>> BEGIN DATASET EXCERPTS

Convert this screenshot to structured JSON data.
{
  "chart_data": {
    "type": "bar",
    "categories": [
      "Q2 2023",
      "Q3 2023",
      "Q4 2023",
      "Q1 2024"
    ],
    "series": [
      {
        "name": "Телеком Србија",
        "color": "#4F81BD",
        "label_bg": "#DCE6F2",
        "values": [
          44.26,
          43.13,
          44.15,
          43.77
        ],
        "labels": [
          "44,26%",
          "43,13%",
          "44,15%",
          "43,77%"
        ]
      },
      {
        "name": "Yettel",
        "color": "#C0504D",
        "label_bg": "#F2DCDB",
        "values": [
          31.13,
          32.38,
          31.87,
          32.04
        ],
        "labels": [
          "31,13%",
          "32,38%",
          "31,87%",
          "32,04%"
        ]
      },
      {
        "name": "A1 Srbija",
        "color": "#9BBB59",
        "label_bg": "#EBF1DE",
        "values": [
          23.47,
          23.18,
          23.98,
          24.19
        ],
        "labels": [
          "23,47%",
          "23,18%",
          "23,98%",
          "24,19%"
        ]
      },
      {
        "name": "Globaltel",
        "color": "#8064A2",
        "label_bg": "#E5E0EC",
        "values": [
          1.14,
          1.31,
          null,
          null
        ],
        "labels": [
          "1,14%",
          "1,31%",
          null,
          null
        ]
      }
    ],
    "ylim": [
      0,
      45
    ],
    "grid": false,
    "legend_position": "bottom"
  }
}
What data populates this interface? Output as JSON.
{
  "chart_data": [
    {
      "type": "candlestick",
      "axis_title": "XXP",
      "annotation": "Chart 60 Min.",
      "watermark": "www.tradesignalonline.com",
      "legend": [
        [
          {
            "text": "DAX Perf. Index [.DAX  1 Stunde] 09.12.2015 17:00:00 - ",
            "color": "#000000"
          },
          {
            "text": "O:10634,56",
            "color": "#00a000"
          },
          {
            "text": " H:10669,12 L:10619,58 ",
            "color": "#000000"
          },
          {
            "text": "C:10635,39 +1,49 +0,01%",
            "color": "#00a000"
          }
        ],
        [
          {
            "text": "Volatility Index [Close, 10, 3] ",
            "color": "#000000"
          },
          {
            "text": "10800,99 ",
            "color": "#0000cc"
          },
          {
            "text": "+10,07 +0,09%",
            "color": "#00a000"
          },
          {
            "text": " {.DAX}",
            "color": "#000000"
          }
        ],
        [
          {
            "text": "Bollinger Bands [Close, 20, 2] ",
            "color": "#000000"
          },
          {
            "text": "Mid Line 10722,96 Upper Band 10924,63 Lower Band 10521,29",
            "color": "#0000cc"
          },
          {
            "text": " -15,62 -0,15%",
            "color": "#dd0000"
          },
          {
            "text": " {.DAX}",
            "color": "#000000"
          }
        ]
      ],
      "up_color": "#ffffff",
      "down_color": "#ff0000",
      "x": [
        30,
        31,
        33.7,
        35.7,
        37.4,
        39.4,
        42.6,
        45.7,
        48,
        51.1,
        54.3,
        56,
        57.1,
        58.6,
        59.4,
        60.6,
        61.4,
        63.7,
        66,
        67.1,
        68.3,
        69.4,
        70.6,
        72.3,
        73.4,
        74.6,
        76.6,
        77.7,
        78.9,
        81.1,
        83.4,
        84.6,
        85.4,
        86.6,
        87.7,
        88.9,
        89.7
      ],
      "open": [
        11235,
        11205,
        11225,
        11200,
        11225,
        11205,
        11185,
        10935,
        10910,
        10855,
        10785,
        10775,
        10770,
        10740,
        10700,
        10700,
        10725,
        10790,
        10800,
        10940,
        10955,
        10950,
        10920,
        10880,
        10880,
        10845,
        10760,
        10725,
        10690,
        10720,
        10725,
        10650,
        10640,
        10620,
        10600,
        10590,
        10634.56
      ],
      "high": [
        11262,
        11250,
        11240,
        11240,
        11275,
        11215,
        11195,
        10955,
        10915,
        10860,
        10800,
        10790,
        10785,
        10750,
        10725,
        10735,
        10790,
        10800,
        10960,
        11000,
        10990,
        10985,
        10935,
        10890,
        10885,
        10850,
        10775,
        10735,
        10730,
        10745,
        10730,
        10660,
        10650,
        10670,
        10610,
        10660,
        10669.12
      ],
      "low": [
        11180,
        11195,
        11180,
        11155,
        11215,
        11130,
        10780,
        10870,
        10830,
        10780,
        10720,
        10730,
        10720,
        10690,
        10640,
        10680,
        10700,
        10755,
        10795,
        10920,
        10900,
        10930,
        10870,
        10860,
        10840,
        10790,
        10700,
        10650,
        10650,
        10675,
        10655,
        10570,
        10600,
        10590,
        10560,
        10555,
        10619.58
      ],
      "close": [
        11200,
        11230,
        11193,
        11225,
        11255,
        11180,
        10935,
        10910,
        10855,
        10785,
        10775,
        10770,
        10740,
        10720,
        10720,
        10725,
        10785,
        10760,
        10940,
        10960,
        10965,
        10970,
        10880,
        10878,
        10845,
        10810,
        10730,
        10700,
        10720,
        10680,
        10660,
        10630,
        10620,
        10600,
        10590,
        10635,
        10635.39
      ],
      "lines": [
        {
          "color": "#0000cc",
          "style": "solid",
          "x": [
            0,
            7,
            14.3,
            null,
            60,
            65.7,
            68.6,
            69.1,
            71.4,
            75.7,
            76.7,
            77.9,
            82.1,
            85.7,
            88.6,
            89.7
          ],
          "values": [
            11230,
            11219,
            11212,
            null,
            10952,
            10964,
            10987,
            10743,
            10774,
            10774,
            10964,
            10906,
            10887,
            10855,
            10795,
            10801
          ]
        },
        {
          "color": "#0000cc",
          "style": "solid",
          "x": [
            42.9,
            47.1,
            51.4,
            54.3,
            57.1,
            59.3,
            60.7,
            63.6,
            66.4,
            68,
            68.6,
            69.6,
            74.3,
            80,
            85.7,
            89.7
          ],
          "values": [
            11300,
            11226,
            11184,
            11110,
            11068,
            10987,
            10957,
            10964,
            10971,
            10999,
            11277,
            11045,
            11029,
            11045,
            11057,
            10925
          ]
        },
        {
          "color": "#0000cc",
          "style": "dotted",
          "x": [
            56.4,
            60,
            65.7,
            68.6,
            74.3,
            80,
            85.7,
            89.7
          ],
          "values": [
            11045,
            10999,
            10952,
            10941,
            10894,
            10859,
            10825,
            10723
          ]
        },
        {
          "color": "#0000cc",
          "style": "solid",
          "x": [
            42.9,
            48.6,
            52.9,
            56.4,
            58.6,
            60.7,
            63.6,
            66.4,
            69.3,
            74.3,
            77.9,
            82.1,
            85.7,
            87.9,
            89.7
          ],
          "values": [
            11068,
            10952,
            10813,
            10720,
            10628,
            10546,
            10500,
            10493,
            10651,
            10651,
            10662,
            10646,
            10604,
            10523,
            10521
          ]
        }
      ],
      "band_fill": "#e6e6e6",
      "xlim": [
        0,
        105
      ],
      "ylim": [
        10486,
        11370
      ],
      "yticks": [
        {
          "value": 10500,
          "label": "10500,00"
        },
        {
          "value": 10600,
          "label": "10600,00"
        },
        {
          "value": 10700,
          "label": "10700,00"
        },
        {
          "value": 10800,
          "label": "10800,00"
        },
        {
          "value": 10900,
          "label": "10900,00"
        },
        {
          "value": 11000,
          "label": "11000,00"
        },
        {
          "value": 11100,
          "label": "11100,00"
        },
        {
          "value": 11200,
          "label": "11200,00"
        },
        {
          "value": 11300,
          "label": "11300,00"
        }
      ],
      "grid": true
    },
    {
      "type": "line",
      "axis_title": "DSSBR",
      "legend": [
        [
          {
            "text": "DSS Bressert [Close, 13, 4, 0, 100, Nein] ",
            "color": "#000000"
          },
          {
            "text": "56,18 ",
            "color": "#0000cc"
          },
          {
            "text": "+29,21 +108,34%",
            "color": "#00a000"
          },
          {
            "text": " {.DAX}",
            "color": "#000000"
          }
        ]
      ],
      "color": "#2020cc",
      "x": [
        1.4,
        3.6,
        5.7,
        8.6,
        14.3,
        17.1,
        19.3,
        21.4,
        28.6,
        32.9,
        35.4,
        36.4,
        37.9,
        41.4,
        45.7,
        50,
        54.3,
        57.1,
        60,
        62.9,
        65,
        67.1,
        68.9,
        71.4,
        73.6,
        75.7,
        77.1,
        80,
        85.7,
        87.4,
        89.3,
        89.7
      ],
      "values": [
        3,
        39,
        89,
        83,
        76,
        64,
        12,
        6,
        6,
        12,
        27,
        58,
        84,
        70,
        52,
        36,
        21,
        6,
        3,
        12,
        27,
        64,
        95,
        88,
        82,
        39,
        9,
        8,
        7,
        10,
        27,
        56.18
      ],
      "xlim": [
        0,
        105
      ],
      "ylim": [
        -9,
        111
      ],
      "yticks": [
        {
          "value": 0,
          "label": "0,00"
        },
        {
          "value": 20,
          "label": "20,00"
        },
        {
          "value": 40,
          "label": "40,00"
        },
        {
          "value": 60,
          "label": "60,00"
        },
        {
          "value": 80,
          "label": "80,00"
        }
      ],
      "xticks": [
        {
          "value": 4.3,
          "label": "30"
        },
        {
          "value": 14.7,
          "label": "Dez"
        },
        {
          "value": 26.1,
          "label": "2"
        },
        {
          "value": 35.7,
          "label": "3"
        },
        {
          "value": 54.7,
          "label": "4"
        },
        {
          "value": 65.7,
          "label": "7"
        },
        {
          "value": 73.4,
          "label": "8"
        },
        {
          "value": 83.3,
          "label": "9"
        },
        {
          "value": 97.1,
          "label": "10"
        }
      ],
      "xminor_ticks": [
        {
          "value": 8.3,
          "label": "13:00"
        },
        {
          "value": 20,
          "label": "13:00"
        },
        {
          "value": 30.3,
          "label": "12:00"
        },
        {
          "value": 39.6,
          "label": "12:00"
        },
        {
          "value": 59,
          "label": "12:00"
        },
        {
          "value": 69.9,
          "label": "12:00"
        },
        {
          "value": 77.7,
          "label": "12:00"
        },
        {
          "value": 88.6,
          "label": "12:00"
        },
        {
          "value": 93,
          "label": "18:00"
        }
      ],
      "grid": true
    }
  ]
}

>> END DATASET EXCERPTS

◆ **WORK INSTRUCTIONS**
Go over the data above and copy every line that has the word "type" in it.

◆ **THE RESPONSE**
    "type": "bar",
      "type": "candlestick",
      "type": "line",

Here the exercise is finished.